Information shown:

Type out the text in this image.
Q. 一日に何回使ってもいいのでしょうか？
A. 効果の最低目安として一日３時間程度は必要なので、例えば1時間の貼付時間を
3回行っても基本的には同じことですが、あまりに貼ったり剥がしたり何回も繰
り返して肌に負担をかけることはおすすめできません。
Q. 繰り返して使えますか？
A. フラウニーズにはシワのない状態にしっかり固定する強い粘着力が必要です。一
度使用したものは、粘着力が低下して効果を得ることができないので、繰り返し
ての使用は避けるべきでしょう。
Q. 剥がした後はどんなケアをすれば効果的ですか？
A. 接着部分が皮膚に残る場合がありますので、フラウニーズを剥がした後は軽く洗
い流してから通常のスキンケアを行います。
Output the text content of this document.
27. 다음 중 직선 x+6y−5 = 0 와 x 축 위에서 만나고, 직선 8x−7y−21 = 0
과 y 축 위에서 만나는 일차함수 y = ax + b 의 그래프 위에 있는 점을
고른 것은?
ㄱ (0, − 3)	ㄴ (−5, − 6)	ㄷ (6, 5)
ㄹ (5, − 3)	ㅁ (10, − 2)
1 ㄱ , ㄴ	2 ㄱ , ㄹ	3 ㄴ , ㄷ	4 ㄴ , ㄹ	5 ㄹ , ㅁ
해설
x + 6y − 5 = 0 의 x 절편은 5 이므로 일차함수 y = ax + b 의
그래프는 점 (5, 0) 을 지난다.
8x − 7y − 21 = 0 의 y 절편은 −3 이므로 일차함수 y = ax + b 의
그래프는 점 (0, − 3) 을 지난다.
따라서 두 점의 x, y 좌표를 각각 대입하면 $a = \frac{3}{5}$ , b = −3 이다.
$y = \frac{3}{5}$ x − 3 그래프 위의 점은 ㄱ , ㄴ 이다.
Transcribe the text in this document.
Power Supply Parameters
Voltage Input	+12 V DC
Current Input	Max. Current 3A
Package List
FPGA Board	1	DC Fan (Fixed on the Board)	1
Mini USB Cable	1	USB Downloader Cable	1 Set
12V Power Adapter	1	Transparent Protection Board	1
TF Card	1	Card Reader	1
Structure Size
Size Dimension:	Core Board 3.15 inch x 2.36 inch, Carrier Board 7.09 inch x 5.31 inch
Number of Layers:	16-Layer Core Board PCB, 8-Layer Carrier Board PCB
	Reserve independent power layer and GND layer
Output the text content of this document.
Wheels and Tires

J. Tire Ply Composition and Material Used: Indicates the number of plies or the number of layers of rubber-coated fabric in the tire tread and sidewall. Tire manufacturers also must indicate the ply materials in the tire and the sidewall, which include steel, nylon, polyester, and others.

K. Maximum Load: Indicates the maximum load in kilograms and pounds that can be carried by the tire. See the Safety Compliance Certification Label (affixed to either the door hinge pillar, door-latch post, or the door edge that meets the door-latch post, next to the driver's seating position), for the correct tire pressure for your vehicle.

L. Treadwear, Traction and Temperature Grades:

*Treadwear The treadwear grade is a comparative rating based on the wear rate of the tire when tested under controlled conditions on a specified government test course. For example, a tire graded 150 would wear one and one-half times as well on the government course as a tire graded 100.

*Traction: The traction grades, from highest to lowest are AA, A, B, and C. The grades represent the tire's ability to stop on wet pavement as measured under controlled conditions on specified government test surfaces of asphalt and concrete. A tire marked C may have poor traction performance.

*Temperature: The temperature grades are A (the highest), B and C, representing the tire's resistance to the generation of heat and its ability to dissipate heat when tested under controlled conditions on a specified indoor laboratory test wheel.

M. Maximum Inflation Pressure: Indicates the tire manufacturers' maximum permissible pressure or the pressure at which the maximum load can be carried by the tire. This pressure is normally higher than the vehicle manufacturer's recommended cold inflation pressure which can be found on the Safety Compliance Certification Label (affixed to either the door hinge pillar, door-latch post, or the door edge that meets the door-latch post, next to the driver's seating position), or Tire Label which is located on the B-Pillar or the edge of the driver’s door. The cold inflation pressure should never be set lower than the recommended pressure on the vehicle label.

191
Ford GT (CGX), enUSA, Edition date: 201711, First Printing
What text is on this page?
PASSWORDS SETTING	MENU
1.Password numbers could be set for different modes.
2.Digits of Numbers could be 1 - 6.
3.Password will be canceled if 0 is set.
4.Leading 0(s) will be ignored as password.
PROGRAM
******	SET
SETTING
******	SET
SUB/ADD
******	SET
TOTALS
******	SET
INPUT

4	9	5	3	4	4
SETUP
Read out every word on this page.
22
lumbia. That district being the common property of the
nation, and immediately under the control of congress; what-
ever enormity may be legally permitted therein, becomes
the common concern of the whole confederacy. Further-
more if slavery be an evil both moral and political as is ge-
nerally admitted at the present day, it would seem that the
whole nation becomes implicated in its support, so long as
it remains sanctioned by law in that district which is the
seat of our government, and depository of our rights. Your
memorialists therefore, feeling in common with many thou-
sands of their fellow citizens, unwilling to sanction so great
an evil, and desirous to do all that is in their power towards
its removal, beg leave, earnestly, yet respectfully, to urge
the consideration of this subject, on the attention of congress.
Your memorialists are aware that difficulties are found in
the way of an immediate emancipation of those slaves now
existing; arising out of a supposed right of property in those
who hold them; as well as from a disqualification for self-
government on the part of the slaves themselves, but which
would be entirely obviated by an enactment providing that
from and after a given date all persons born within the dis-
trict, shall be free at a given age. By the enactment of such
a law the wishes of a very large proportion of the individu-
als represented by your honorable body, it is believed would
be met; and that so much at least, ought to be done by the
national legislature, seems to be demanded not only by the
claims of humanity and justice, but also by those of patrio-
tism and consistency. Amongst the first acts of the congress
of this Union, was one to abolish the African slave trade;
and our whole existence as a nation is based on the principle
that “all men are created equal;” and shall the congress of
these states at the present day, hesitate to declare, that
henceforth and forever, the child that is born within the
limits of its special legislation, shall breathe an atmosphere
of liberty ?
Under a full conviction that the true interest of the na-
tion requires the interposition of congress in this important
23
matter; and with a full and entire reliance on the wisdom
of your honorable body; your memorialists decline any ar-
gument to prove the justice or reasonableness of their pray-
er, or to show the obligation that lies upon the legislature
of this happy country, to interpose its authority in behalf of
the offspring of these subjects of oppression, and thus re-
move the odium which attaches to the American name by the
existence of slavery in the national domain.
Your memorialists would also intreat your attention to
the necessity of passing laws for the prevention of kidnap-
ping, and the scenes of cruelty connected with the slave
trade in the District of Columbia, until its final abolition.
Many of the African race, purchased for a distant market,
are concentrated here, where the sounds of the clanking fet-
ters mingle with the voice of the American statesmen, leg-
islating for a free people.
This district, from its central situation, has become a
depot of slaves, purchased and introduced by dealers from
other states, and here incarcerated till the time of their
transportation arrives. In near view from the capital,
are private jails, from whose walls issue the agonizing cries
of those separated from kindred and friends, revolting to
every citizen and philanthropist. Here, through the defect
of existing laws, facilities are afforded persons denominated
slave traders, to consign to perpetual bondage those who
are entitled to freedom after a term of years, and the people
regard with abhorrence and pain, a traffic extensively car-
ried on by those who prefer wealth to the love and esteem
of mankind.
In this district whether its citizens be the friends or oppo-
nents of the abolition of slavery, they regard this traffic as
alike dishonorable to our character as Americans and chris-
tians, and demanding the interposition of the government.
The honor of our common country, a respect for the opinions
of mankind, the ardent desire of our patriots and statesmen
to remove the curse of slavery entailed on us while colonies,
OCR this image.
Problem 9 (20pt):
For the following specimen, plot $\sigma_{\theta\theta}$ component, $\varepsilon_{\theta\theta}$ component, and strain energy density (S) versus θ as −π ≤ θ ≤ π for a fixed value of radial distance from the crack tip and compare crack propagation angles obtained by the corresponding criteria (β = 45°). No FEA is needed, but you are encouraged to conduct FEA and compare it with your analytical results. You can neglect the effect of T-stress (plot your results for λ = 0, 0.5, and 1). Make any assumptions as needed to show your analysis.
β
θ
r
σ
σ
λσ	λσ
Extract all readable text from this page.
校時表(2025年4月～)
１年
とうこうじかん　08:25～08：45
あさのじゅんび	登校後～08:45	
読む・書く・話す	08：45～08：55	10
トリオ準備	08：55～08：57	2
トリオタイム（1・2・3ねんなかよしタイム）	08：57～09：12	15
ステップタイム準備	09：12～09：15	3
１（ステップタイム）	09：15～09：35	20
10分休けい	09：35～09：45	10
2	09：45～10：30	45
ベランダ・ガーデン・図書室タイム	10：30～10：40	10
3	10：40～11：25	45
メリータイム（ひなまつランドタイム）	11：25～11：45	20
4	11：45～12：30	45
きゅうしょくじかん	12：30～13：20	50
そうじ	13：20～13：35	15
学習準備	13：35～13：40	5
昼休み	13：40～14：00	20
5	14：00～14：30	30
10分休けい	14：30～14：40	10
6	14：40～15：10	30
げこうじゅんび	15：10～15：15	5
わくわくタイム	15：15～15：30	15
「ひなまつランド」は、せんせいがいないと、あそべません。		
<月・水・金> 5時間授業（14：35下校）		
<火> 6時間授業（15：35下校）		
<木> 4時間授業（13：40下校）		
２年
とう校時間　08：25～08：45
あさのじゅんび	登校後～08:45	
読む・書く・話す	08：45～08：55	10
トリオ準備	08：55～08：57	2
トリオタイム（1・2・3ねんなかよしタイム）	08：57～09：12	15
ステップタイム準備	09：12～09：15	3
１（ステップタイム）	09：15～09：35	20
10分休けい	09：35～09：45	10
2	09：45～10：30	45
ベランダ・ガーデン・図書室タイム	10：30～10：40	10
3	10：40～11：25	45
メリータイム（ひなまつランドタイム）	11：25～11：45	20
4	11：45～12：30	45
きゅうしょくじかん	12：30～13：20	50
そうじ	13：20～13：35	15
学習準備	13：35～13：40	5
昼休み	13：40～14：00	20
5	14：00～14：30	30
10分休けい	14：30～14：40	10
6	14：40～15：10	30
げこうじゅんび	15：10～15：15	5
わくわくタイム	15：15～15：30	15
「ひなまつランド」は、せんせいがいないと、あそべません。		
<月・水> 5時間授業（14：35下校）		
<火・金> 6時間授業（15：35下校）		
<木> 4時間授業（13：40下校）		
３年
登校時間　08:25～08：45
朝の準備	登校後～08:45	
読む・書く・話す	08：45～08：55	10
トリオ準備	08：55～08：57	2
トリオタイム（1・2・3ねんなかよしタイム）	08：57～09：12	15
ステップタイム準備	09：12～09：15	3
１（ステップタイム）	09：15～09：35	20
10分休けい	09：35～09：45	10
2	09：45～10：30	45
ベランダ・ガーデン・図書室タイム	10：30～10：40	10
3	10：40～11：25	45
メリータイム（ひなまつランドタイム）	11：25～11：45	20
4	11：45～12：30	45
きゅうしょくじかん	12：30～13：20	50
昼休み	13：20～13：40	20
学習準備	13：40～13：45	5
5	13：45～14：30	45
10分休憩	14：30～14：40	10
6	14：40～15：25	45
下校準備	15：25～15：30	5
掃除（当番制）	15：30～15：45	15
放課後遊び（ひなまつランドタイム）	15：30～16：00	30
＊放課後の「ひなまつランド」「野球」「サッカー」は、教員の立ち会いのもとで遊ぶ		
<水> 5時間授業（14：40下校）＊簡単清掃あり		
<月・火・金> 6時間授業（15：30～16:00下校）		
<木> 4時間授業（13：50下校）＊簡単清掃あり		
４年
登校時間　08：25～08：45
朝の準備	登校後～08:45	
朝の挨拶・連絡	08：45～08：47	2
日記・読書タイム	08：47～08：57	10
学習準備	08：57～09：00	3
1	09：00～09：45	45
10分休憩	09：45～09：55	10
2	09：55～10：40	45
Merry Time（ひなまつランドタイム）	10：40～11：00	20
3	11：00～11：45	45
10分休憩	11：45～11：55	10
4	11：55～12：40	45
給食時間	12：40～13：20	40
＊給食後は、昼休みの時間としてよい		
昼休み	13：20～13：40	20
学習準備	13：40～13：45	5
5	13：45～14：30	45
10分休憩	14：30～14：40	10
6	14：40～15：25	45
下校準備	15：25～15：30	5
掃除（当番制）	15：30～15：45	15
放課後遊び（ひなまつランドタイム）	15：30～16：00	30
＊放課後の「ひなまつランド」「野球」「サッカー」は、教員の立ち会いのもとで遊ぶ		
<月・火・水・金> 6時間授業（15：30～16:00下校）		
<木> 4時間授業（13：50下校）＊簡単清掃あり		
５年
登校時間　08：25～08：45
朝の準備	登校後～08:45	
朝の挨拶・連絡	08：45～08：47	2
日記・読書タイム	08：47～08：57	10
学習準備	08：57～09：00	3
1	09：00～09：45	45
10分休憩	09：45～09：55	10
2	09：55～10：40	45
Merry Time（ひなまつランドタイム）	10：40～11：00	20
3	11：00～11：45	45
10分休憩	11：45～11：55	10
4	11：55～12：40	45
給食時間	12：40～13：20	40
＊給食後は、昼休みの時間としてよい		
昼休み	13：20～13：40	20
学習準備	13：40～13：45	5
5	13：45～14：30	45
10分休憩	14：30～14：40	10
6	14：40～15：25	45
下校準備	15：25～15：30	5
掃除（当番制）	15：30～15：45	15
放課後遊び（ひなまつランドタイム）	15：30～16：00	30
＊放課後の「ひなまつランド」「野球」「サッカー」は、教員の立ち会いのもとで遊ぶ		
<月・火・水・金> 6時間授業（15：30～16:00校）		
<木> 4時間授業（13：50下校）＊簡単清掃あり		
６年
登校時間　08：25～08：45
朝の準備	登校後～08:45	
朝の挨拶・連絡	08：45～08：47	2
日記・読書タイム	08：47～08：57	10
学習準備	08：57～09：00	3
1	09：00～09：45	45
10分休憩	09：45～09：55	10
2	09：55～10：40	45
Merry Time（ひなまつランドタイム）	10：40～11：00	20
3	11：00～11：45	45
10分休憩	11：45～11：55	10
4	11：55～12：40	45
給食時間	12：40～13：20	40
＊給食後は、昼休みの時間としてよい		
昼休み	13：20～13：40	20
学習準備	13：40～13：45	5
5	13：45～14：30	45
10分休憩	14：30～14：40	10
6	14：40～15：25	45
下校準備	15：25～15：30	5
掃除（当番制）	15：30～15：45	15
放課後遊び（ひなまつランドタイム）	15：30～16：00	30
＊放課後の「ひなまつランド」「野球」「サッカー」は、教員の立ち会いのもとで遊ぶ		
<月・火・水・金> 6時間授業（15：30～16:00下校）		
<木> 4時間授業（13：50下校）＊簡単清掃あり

Exercise goal:
From the data above, count the lines where "Core" occurs and give that figure and nothing else.

Task response:
2